▽

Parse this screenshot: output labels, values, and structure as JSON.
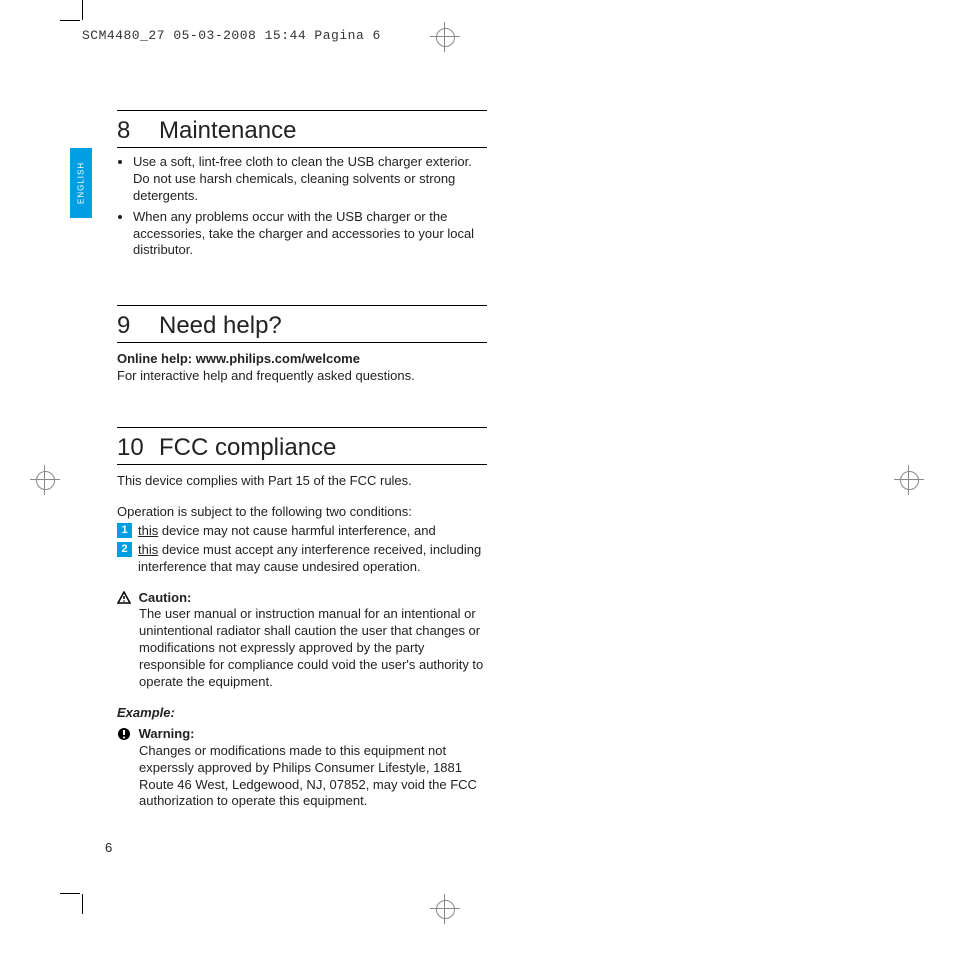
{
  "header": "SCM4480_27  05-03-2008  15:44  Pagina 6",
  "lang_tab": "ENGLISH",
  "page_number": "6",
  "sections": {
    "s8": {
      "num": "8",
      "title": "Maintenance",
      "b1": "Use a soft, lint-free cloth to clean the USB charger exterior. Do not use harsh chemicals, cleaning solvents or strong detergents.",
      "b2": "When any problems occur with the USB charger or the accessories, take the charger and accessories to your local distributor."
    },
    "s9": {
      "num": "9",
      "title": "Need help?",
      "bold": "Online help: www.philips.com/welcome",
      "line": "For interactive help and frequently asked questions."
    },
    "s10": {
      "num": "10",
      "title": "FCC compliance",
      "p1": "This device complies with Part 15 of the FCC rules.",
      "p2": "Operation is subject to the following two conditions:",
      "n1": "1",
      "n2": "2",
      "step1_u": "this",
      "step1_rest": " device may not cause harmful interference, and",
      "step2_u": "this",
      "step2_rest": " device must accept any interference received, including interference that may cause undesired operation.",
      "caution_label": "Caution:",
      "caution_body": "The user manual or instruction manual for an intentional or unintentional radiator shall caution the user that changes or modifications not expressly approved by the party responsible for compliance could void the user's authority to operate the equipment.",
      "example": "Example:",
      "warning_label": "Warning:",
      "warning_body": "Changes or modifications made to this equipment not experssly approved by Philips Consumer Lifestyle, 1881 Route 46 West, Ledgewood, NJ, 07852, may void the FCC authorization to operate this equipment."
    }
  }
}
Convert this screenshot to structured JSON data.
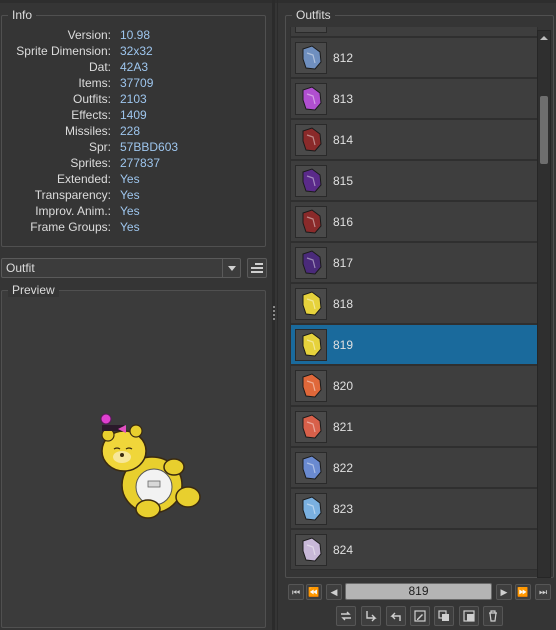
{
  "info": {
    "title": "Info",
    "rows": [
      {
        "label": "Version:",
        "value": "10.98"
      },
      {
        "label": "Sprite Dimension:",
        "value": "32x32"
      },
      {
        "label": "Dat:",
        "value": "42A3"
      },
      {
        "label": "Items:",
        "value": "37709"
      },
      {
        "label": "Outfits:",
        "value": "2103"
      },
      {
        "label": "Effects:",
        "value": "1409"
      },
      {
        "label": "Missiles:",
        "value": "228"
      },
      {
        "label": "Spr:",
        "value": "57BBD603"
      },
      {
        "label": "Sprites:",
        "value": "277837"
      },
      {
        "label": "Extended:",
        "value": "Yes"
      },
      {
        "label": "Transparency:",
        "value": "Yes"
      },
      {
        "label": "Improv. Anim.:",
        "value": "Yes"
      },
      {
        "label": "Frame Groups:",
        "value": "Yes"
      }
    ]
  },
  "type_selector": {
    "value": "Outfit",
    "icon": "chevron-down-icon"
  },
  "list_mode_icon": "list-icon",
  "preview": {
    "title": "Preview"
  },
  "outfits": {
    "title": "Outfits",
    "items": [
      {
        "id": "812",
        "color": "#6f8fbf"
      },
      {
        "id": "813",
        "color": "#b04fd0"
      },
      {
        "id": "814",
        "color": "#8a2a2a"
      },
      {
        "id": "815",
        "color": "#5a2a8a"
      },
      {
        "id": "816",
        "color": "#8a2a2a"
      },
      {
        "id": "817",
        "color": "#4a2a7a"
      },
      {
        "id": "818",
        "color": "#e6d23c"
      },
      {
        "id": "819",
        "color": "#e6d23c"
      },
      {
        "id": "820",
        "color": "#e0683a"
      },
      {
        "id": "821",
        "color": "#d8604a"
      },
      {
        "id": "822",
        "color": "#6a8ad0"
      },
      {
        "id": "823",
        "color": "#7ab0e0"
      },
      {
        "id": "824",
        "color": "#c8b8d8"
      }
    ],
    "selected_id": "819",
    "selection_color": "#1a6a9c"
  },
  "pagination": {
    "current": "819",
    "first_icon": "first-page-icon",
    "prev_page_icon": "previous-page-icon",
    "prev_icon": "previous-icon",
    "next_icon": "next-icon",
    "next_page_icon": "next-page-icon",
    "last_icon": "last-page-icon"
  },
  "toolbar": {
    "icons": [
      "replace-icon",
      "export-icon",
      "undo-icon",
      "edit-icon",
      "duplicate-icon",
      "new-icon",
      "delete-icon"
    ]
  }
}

△
▽

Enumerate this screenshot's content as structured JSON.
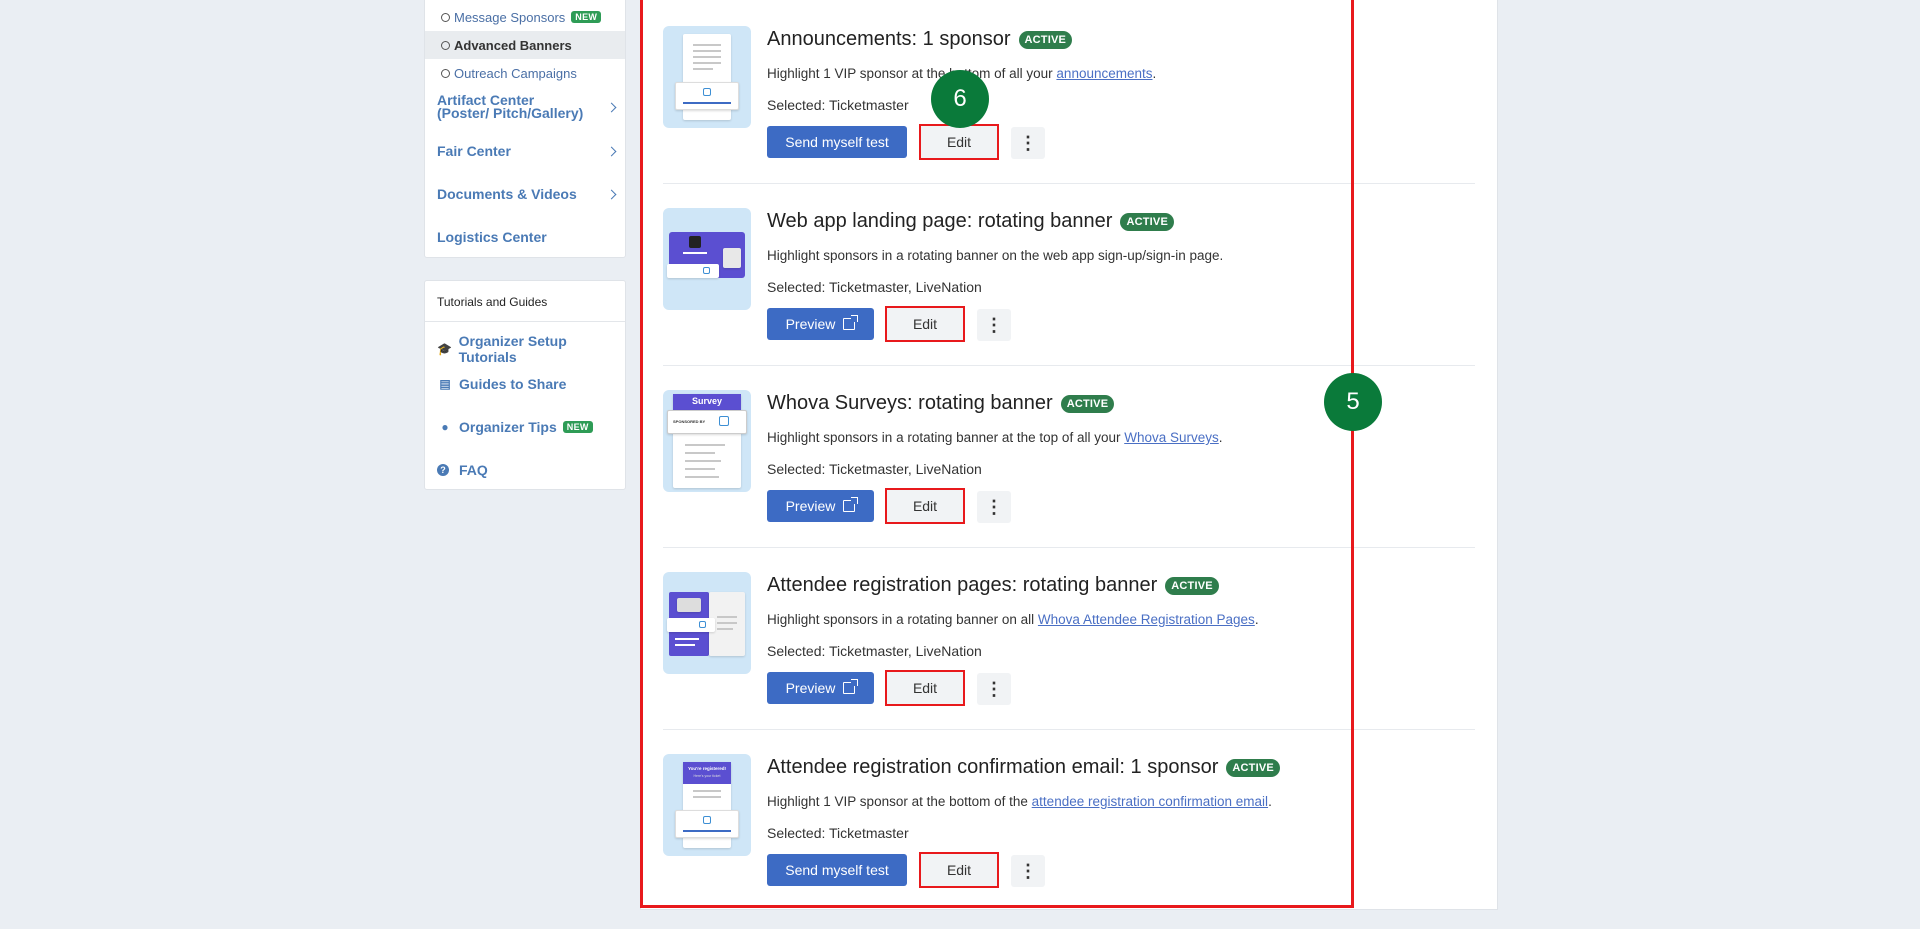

△
▽

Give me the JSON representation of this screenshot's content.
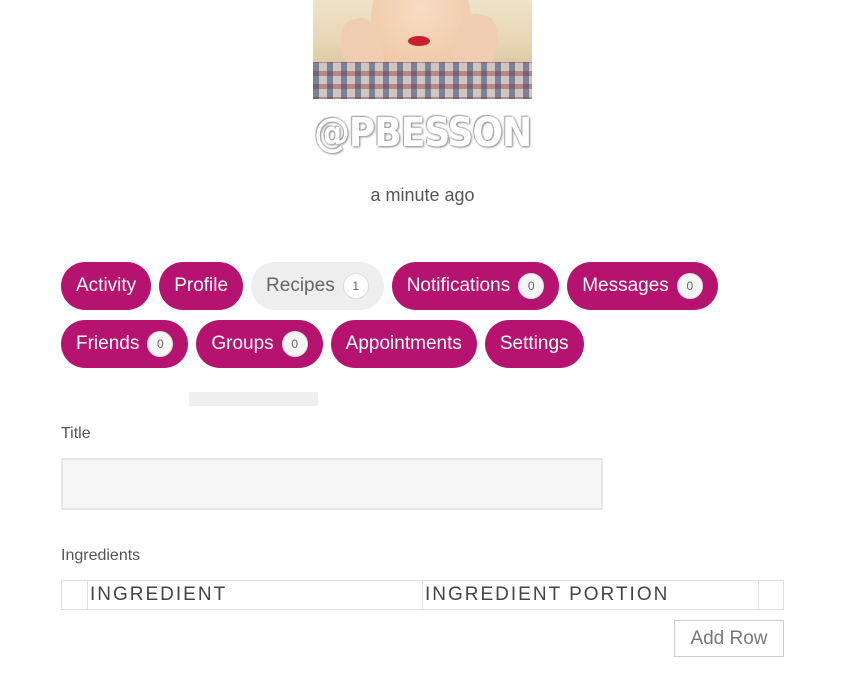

△

▸ PROBLEM: Determine how many lines of the entries above carry the string "content", and give that number alone.

▸ SOLUTION TO THIS TASK: 2